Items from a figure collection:
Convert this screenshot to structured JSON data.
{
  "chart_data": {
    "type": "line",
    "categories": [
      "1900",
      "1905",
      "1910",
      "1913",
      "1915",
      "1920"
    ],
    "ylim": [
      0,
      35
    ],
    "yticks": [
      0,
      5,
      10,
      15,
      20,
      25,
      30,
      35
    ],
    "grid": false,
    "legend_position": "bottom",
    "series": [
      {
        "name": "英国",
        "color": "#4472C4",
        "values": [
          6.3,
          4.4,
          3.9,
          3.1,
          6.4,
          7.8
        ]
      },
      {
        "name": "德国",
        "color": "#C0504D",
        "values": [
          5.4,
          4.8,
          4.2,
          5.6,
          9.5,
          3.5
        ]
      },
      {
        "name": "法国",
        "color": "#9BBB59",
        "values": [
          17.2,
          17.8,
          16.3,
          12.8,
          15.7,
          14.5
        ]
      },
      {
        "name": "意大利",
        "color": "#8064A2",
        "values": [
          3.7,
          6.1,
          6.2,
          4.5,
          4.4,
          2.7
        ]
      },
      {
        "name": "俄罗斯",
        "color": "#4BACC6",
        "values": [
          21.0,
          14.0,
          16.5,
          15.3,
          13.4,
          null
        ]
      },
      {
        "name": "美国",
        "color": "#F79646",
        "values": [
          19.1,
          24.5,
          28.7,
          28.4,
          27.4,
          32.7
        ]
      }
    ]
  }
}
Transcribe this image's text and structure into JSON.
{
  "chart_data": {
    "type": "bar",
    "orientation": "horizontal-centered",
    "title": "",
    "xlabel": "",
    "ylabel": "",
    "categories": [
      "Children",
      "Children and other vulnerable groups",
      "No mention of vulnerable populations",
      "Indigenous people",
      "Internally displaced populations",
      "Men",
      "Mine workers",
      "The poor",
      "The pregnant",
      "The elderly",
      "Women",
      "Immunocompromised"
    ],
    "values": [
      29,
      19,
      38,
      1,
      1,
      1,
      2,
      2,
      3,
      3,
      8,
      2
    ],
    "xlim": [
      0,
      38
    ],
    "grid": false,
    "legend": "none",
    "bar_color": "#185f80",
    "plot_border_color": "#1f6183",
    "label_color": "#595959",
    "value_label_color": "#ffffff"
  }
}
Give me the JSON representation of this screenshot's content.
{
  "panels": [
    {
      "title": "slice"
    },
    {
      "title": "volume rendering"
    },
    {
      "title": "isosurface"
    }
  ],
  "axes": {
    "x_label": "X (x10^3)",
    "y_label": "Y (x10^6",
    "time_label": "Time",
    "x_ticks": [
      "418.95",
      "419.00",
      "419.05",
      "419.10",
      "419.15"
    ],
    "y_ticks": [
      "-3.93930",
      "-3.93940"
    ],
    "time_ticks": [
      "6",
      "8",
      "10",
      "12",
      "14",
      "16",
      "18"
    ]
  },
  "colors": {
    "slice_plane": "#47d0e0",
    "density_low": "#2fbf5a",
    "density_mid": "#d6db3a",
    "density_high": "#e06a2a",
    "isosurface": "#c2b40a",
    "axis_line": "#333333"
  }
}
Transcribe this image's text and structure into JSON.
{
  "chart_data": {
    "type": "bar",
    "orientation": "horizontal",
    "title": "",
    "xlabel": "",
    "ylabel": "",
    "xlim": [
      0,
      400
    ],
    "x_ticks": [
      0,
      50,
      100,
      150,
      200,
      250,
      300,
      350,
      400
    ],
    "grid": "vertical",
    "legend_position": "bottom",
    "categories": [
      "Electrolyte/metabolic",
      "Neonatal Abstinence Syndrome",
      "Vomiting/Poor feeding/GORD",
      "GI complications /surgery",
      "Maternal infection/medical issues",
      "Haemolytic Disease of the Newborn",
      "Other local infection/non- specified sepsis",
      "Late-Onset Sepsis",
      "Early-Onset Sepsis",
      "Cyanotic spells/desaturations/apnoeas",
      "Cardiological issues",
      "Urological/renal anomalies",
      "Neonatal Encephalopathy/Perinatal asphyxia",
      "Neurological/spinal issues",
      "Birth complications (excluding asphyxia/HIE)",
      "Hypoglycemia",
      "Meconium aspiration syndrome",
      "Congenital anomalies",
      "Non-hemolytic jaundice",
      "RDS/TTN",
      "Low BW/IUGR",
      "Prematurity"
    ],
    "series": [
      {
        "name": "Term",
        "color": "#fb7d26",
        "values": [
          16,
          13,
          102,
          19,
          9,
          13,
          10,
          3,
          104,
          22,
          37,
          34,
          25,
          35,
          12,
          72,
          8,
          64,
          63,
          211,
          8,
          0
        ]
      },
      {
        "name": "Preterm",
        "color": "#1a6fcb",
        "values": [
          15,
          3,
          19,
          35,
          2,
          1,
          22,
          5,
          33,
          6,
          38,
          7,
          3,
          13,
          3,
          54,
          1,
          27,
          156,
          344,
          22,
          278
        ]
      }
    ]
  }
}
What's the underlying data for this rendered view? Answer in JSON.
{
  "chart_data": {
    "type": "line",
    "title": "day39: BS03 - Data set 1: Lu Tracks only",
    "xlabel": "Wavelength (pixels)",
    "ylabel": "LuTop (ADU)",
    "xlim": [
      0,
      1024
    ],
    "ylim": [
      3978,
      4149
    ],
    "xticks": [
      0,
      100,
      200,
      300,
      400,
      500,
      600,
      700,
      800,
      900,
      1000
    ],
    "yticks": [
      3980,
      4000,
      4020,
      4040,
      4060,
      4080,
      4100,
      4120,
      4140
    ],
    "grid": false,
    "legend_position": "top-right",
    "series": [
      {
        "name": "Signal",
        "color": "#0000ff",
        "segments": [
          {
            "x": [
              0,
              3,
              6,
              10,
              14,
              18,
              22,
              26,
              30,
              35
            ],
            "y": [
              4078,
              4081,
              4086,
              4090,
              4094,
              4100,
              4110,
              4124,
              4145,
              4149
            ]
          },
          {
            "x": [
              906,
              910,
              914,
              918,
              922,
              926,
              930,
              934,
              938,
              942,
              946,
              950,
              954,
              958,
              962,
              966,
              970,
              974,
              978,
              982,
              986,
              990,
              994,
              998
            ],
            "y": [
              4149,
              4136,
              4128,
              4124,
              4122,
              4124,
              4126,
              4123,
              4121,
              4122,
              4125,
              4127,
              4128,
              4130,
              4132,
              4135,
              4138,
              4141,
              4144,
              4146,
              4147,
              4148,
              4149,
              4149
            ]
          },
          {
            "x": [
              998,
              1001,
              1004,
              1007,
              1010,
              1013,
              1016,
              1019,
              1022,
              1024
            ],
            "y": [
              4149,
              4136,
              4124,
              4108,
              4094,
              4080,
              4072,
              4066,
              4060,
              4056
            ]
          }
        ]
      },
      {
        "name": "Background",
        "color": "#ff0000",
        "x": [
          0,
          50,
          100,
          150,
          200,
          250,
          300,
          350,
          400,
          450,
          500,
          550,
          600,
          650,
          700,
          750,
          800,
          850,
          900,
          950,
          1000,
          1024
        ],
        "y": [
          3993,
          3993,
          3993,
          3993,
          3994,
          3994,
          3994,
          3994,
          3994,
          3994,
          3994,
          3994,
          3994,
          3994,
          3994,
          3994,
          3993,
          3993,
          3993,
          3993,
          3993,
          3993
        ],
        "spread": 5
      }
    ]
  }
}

◆ **Task statement**
Please output the complete data exactly.

◆ **Correct result**
Convert this screenshot to structured JSON data.
{
  "chart_data": {
    "type": "line",
    "categories": [
      "1900",
      "1905",
      "1910",
      "1913",
      "1915",
      "1920"
    ],
    "ylim": [
      0,
      35
    ],
    "yticks": [
      0,
      5,
      10,
      15,
      20,
      25,
      30,
      35
    ],
    "grid": false,
    "legend_position": "bottom",
    "series": [
      {
        "name": "英国",
        "color": "#4472C4",
        "values": [
          6.3,
          4.4,
          3.9,
          3.1,
          6.4,
          7.8
        ]
      },
      {
        "name": "德国",
        "color": "#C0504D",
        "values": [
          5.4,
          4.8,
          4.2,
          5.6,
          9.5,
          3.5
        ]
      },
      {
        "name": "法国",
        "color": "#9BBB59",
        "values": [
          17.2,
          17.8,
          16.3,
          12.8,
          15.7,
          14.5
        ]
      },
      {
        "name": "意大利",
        "color": "#8064A2",
        "values": [
          3.7,
          6.1,
          6.2,
          4.5,
          4.4,
          2.7
        ]
      },
      {
        "name": "俄罗斯",
        "color": "#4BACC6",
        "values": [
          21.0,
          14.0,
          16.5,
          15.3,
          13.4,
          null
        ]
      },
      {
        "name": "美国",
        "color": "#F79646",
        "values": [
          19.1,
          24.5,
          28.7,
          28.4,
          27.4,
          32.7
        ]
      }
    ]
  }
}
Transcribe this image's text and structure into JSON.
{
  "chart_data": {
    "type": "bar",
    "orientation": "horizontal-centered",
    "title": "",
    "xlabel": "",
    "ylabel": "",
    "categories": [
      "Children",
      "Children and other vulnerable groups",
      "No mention of vulnerable populations",
      "Indigenous people",
      "Internally displaced populations",
      "Men",
      "Mine workers",
      "The poor",
      "The pregnant",
      "The elderly",
      "Women",
      "Immunocompromised"
    ],
    "values": [
      29,
      19,
      38,
      1,
      1,
      1,
      2,
      2,
      3,
      3,
      8,
      2
    ],
    "xlim": [
      0,
      38
    ],
    "grid": false,
    "legend": "none",
    "bar_color": "#185f80",
    "plot_border_color": "#1f6183",
    "label_color": "#595959",
    "value_label_color": "#ffffff"
  }
}
Give me the JSON representation of this screenshot's content.
{
  "panels": [
    {
      "title": "slice"
    },
    {
      "title": "volume rendering"
    },
    {
      "title": "isosurface"
    }
  ],
  "axes": {
    "x_label": "X (x10^3)",
    "y_label": "Y (x10^6",
    "time_label": "Time",
    "x_ticks": [
      "418.95",
      "419.00",
      "419.05",
      "419.10",
      "419.15"
    ],
    "y_ticks": [
      "-3.93930",
      "-3.93940"
    ],
    "time_ticks": [
      "6",
      "8",
      "10",
      "12",
      "14",
      "16",
      "18"
    ]
  },
  "colors": {
    "slice_plane": "#47d0e0",
    "density_low": "#2fbf5a",
    "density_mid": "#d6db3a",
    "density_high": "#e06a2a",
    "isosurface": "#c2b40a",
    "axis_line": "#333333"
  }
}
Transcribe this image's text and structure into JSON.
{
  "chart_data": {
    "type": "bar",
    "orientation": "horizontal",
    "title": "",
    "xlabel": "",
    "ylabel": "",
    "xlim": [
      0,
      400
    ],
    "x_ticks": [
      0,
      50,
      100,
      150,
      200,
      250,
      300,
      350,
      400
    ],
    "grid": "vertical",
    "legend_position": "bottom",
    "categories": [
      "Electrolyte/metabolic",
      "Neonatal Abstinence Syndrome",
      "Vomiting/Poor feeding/GORD",
      "GI complications /surgery",
      "Maternal infection/medical issues",
      "Haemolytic Disease of the Newborn",
      "Other local infection/non- specified sepsis",
      "Late-Onset Sepsis",
      "Early-Onset Sepsis",
      "Cyanotic spells/desaturations/apnoeas",
      "Cardiological issues",
      "Urological/renal anomalies",
      "Neonatal Encephalopathy/Perinatal asphyxia",
      "Neurological/spinal issues",
      "Birth complications (excluding asphyxia/HIE)",
      "Hypoglycemia",
      "Meconium aspiration syndrome",
      "Congenital anomalies",
      "Non-hemolytic jaundice",
      "RDS/TTN",
      "Low BW/IUGR",
      "Prematurity"
    ],
    "series": [
      {
        "name": "Term",
        "color": "#fb7d26",
        "values": [
          16,
          13,
          102,
          19,
          9,
          13,
          10,
          3,
          104,
          22,
          37,
          34,
          25,
          35,
          12,
          72,
          8,
          64,
          63,
          211,
          8,
          0
        ]
      },
      {
        "name": "Preterm",
        "color": "#1a6fcb",
        "values": [
          15,
          3,
          19,
          35,
          2,
          1,
          22,
          5,
          33,
          6,
          38,
          7,
          3,
          13,
          3,
          54,
          1,
          27,
          156,
          344,
          22,
          278
        ]
      }
    ]
  }
}
What's the underlying data for this rendered view? Answer in JSON.
{
  "chart_data": {
    "type": "line",
    "title": "day39: BS03 - Data set 1: Lu Tracks only",
    "xlabel": "Wavelength (pixels)",
    "ylabel": "LuTop (ADU)",
    "xlim": [
      0,
      1024
    ],
    "ylim": [
      3978,
      4149
    ],
    "xticks": [
      0,
      100,
      200,
      300,
      400,
      500,
      600,
      700,
      800,
      900,
      1000
    ],
    "yticks": [
      3980,
      4000,
      4020,
      4040,
      4060,
      4080,
      4100,
      4120,
      4140
    ],
    "grid": false,
    "legend_position": "top-right",
    "series": [
      {
        "name": "Signal",
        "color": "#0000ff",
        "segments": [
          {
            "x": [
              0,
              3,
              6,
              10,
              14,
              18,
              22,
              26,
              30,
              35
            ],
            "y": [
              4078,
              4081,
              4086,
              4090,
              4094,
              4100,
              4110,
              4124,
              4145,
              4149
            ]
          },
          {
            "x": [
              906,
              910,
              914,
              918,
              922,
              926,
              930,
              934,
              938,
              942,
              946,
              950,
              954,
              958,
              962,
              966,
              970,
              974,
              978,
              982,
              986,
              990,
              994,
              998
            ],
            "y": [
              4149,
              4136,
              4128,
              4124,
              4122,
              4124,
              4126,
              4123,
              4121,
              4122,
              4125,
              4127,
              4128,
              4130,
              4132,
              4135,
              4138,
              4141,
              4144,
              4146,
              4147,
              4148,
              4149,
              4149
            ]
          },
          {
            "x": [
              998,
              1001,
              1004,
              1007,
              1010,
              1013,
              1016,
              1019,
              1022,
              1024
            ],
            "y": [
              4149,
              4136,
              4124,
              4108,
              4094,
              4080,
              4072,
              4066,
              4060,
              4056
            ]
          }
        ]
      },
      {
        "name": "Background",
        "color": "#ff0000",
        "x": [
          0,
          50,
          100,
          150,
          200,
          250,
          300,
          350,
          400,
          450,
          500,
          550,
          600,
          650,
          700,
          750,
          800,
          850,
          900,
          950,
          1000,
          1024
        ],
        "y": [
          3993,
          3993,
          3993,
          3993,
          3994,
          3994,
          3994,
          3994,
          3994,
          3994,
          3994,
          3994,
          3994,
          3994,
          3994,
          3994,
          3993,
          3993,
          3993,
          3993,
          3993,
          3993
        ],
        "spread": 5
      }
    ]
  }
}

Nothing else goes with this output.